Data items:
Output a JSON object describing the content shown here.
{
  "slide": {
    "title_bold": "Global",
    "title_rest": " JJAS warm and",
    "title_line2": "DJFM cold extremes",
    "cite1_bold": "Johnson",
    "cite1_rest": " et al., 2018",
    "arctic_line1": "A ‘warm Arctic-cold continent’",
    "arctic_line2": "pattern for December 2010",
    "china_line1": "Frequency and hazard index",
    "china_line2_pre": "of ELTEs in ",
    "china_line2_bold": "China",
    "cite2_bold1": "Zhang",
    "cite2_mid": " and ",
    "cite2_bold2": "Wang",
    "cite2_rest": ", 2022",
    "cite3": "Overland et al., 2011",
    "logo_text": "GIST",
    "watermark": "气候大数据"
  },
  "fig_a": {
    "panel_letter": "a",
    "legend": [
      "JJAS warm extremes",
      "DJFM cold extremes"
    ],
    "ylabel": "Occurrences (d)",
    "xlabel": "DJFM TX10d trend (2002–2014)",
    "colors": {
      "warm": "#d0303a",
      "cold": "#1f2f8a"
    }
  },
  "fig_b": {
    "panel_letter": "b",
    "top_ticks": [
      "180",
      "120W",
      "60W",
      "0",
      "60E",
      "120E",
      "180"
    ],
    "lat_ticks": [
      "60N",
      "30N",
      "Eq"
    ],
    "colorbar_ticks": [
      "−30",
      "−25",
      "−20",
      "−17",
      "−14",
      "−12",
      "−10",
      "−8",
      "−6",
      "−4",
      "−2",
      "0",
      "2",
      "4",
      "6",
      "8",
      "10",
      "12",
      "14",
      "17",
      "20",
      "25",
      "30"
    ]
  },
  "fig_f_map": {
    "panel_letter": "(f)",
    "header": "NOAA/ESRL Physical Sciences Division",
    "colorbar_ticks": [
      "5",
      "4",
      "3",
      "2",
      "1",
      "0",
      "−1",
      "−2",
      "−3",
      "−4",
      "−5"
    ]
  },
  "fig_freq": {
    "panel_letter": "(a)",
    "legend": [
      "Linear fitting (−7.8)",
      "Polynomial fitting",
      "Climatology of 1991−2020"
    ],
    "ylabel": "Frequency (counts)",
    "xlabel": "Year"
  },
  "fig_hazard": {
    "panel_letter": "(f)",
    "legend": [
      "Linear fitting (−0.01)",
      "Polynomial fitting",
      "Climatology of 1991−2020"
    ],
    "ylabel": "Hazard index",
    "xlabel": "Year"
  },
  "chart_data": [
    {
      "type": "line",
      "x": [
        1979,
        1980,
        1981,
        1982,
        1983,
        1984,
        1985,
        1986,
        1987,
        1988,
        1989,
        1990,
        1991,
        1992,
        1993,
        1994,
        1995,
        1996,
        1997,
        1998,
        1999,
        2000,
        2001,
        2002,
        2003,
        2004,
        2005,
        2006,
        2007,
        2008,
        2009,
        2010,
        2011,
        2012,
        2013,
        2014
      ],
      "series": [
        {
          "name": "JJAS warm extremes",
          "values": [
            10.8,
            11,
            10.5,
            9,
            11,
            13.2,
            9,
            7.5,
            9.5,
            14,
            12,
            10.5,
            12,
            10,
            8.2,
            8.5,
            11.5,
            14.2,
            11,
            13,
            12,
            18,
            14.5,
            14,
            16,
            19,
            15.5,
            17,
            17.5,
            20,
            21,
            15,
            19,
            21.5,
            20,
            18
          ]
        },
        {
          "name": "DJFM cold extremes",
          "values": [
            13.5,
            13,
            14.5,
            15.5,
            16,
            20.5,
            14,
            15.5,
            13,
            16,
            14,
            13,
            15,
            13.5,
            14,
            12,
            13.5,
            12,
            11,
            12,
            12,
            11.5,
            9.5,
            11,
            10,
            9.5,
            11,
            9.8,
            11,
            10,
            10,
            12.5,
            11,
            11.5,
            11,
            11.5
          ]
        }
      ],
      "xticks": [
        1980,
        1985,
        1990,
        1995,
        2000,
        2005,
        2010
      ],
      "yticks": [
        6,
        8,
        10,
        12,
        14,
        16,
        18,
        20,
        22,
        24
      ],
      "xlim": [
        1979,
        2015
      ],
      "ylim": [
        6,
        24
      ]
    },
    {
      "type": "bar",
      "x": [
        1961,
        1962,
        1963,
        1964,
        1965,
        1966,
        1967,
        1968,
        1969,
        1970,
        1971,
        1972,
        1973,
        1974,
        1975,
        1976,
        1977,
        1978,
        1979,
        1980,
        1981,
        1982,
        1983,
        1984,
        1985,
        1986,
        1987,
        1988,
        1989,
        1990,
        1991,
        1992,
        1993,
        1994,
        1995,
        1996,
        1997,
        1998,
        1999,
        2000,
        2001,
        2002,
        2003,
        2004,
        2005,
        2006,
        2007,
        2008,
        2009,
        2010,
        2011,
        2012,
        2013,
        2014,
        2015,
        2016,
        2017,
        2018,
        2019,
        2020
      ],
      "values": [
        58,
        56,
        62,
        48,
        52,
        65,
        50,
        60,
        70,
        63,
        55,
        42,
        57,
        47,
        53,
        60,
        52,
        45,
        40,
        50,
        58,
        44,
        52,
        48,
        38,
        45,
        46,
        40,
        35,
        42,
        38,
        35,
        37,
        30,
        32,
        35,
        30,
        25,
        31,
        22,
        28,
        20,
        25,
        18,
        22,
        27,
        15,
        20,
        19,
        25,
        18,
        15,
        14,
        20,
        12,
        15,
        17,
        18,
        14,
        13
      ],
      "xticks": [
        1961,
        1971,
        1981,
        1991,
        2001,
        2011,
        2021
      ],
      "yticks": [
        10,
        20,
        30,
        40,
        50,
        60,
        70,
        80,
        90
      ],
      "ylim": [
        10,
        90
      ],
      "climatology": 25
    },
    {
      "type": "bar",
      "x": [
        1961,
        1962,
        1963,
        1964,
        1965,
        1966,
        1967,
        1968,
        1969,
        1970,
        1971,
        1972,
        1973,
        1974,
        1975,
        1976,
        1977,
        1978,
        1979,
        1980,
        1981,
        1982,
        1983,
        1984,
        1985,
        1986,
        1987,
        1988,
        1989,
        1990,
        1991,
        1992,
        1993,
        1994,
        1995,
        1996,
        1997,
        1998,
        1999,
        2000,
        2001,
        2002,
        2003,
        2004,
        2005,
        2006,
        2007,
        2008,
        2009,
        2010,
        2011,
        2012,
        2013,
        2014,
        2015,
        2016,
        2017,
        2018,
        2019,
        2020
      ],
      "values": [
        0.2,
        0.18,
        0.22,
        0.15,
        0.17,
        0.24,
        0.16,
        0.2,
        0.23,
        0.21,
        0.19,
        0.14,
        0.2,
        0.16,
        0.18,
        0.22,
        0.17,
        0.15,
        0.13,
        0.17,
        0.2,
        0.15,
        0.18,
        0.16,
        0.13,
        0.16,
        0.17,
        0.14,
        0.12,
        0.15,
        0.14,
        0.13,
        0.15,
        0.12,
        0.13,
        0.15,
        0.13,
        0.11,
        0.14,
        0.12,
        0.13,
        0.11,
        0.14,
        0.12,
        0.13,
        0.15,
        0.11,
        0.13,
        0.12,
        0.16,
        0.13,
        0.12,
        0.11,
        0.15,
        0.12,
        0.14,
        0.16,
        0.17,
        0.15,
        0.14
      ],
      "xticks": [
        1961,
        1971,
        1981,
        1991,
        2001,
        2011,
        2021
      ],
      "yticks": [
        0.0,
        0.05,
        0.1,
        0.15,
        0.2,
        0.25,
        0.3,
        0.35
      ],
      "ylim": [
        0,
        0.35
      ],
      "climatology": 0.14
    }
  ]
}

CHALLENGE:
Provide only the number of lines in the records containing the string "cold".

ANSWER IN FULL:
5